--- BEGIN Material ---

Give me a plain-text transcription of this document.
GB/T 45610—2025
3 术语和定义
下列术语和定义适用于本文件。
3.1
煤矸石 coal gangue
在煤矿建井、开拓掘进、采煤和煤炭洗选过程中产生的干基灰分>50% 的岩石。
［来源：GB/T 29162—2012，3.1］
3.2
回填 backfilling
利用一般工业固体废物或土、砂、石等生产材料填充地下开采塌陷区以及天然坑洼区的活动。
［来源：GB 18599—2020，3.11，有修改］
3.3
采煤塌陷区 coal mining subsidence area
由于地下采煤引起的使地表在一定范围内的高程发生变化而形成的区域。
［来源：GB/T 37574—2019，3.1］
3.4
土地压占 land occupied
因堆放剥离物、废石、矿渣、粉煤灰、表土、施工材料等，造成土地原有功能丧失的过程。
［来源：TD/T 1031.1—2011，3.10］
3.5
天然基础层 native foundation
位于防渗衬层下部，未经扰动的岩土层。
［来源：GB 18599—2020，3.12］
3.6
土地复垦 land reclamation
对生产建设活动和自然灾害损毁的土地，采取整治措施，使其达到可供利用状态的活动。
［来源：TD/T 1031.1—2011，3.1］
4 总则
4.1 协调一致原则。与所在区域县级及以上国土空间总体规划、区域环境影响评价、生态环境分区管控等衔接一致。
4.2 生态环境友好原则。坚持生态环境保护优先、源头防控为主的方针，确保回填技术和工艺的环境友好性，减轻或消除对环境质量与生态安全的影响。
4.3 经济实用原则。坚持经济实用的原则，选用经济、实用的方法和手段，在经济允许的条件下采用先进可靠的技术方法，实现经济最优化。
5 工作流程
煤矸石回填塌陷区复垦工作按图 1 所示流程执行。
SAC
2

--- END Material ---

— Short problem —
From the records above, pull out each line that has "land".

— Solution to the exercise —
土地压占 land occupied
土地复垦 land reclamation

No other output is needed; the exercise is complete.